● Exercise aim
Copy out the entries below in full and exactly.

● Records provided
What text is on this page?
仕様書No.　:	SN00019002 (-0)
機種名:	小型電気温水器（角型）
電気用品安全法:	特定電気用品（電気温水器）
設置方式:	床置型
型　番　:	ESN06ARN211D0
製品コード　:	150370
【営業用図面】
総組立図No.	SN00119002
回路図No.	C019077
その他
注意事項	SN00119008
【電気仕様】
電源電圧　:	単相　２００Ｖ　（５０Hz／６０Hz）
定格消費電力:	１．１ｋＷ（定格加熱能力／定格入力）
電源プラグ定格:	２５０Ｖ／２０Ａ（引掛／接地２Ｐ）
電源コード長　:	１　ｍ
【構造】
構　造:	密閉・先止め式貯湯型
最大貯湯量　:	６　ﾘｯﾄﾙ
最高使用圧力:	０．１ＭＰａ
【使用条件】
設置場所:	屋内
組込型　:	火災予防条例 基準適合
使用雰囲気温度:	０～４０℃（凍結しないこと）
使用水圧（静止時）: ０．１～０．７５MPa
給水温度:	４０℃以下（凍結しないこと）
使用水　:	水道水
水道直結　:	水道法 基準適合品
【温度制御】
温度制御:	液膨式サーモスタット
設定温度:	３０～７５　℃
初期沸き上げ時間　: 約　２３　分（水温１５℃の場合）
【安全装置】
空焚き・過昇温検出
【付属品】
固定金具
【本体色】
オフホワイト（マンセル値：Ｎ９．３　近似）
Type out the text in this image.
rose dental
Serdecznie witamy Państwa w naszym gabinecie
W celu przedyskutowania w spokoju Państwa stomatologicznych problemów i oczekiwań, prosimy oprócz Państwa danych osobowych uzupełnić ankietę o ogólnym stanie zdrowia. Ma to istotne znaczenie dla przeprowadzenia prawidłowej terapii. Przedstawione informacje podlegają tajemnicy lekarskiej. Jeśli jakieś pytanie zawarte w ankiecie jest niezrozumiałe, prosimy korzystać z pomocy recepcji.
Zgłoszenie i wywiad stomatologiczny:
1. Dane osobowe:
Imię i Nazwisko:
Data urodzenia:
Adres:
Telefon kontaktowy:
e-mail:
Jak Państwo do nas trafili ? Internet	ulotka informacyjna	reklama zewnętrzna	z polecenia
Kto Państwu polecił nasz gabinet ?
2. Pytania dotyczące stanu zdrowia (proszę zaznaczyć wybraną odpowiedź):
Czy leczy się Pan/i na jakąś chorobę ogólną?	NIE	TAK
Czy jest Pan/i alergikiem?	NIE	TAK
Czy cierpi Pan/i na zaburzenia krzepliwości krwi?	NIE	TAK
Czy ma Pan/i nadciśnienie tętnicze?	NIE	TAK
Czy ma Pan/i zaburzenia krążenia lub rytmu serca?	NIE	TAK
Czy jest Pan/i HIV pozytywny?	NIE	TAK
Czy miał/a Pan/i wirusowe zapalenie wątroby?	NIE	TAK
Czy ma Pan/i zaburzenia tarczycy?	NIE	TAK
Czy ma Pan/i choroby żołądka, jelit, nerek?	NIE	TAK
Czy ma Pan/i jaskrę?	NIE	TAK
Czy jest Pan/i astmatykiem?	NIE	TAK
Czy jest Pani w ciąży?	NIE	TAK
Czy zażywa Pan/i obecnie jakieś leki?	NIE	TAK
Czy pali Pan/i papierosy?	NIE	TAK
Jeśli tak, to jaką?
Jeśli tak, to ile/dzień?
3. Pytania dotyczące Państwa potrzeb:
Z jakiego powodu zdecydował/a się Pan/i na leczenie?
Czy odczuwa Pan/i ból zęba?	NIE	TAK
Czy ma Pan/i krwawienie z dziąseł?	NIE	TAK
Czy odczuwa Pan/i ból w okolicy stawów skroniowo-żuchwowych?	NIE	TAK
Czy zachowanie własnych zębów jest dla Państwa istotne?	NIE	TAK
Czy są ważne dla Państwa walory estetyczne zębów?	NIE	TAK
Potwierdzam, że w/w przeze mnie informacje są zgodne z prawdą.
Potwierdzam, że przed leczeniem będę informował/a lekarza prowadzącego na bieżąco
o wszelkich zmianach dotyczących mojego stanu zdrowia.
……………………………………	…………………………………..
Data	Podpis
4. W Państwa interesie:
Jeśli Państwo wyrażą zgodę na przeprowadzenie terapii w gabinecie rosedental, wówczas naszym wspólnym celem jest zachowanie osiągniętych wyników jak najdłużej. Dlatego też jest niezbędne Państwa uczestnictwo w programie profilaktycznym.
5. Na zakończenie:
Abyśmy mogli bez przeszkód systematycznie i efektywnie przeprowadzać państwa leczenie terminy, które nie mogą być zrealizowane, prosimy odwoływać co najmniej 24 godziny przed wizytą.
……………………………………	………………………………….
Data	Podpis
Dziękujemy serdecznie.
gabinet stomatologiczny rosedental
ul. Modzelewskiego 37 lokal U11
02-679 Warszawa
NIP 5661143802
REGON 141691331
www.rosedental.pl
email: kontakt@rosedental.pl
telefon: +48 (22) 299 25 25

● Complete answer
What text is on this page?
仕様書No.　:	SN00019002 (-0)
機種名:	小型電気温水器（角型）
電気用品安全法:	特定電気用品（電気温水器）
設置方式:	床置型
型　番　:	ESN06ARN211D0
製品コード　:	150370
【営業用図面】
総組立図No.	SN00119002
回路図No.	C019077
その他
注意事項	SN00119008
【電気仕様】
電源電圧　:	単相　２００Ｖ　（５０Hz／６０Hz）
定格消費電力:	１．１ｋＷ（定格加熱能力／定格入力）
電源プラグ定格:	２５０Ｖ／２０Ａ（引掛／接地２Ｐ）
電源コード長　:	１　ｍ
【構造】
構　造:	密閉・先止め式貯湯型
最大貯湯量　:	６　ﾘｯﾄﾙ
最高使用圧力:	０．１ＭＰａ
【使用条件】
設置場所:	屋内
組込型　:	火災予防条例 基準適合
使用雰囲気温度:	０～４０℃（凍結しないこと）
使用水圧（静止時）: ０．１～０．７５MPa
給水温度:	４０℃以下（凍結しないこと）
使用水　:	水道水
水道直結　:	水道法 基準適合品
【温度制御】
温度制御:	液膨式サーモスタット
設定温度:	３０～７５　℃
初期沸き上げ時間　: 約　２３　分（水温１５℃の場合）
【安全装置】
空焚き・過昇温検出
【付属品】
固定金具
【本体色】
オフホワイト（マンセル値：Ｎ９．３　近似）
Type out the text in this image.
rose dental
Serdecznie witamy Państwa w naszym gabinecie
W celu przedyskutowania w spokoju Państwa stomatologicznych problemów i oczekiwań, prosimy oprócz Państwa danych osobowych uzupełnić ankietę o ogólnym stanie zdrowia. Ma to istotne znaczenie dla przeprowadzenia prawidłowej terapii. Przedstawione informacje podlegają tajemnicy lekarskiej. Jeśli jakieś pytanie zawarte w ankiecie jest niezrozumiałe, prosimy korzystać z pomocy recepcji.
Zgłoszenie i wywiad stomatologiczny:
1. Dane osobowe:
Imię i Nazwisko:
Data urodzenia:
Adres:
Telefon kontaktowy:
e-mail:
Jak Państwo do nas trafili ? Internet	ulotka informacyjna	reklama zewnętrzna	z polecenia
Kto Państwu polecił nasz gabinet ?
2. Pytania dotyczące stanu zdrowia (proszę zaznaczyć wybraną odpowiedź):
Czy leczy się Pan/i na jakąś chorobę ogólną?	NIE	TAK
Czy jest Pan/i alergikiem?	NIE	TAK
Czy cierpi Pan/i na zaburzenia krzepliwości krwi?	NIE	TAK
Czy ma Pan/i nadciśnienie tętnicze?	NIE	TAK
Czy ma Pan/i zaburzenia krążenia lub rytmu serca?	NIE	TAK
Czy jest Pan/i HIV pozytywny?	NIE	TAK
Czy miał/a Pan/i wirusowe zapalenie wątroby?	NIE	TAK
Czy ma Pan/i zaburzenia tarczycy?	NIE	TAK
Czy ma Pan/i choroby żołądka, jelit, nerek?	NIE	TAK
Czy ma Pan/i jaskrę?	NIE	TAK
Czy jest Pan/i astmatykiem?	NIE	TAK
Czy jest Pani w ciąży?	NIE	TAK
Czy zażywa Pan/i obecnie jakieś leki?	NIE	TAK
Czy pali Pan/i papierosy?	NIE	TAK
Jeśli tak, to jaką?
Jeśli tak, to ile/dzień?
3. Pytania dotyczące Państwa potrzeb:
Z jakiego powodu zdecydował/a się Pan/i na leczenie?
Czy odczuwa Pan/i ból zęba?	NIE	TAK
Czy ma Pan/i krwawienie z dziąseł?	NIE	TAK
Czy odczuwa Pan/i ból w okolicy stawów skroniowo-żuchwowych?	NIE	TAK
Czy zachowanie własnych zębów jest dla Państwa istotne?	NIE	TAK
Czy są ważne dla Państwa walory estetyczne zębów?	NIE	TAK
Potwierdzam, że w/w przeze mnie informacje są zgodne z prawdą.
Potwierdzam, że przed leczeniem będę informował/a lekarza prowadzącego na bieżąco
o wszelkich zmianach dotyczących mojego stanu zdrowia.
……………………………………	…………………………………..
Data	Podpis
4. W Państwa interesie:
Jeśli Państwo wyrażą zgodę na przeprowadzenie terapii w gabinecie rosedental, wówczas naszym wspólnym celem jest zachowanie osiągniętych wyników jak najdłużej. Dlatego też jest niezbędne Państwa uczestnictwo w programie profilaktycznym.
5. Na zakończenie:
Abyśmy mogli bez przeszkód systematycznie i efektywnie przeprowadzać państwa leczenie terminy, które nie mogą być zrealizowane, prosimy odwoływać co najmniej 24 godziny przed wizytą.
……………………………………	………………………………….
Data	Podpis
Dziękujemy serdecznie.
gabinet stomatologiczny rosedental
ul. Modzelewskiego 37 lokal U11
02-679 Warszawa
NIP 5661143802
REGON 141691331
www.rosedental.pl
email: kontakt@rosedental.pl
telefon: +48 (22) 299 25 25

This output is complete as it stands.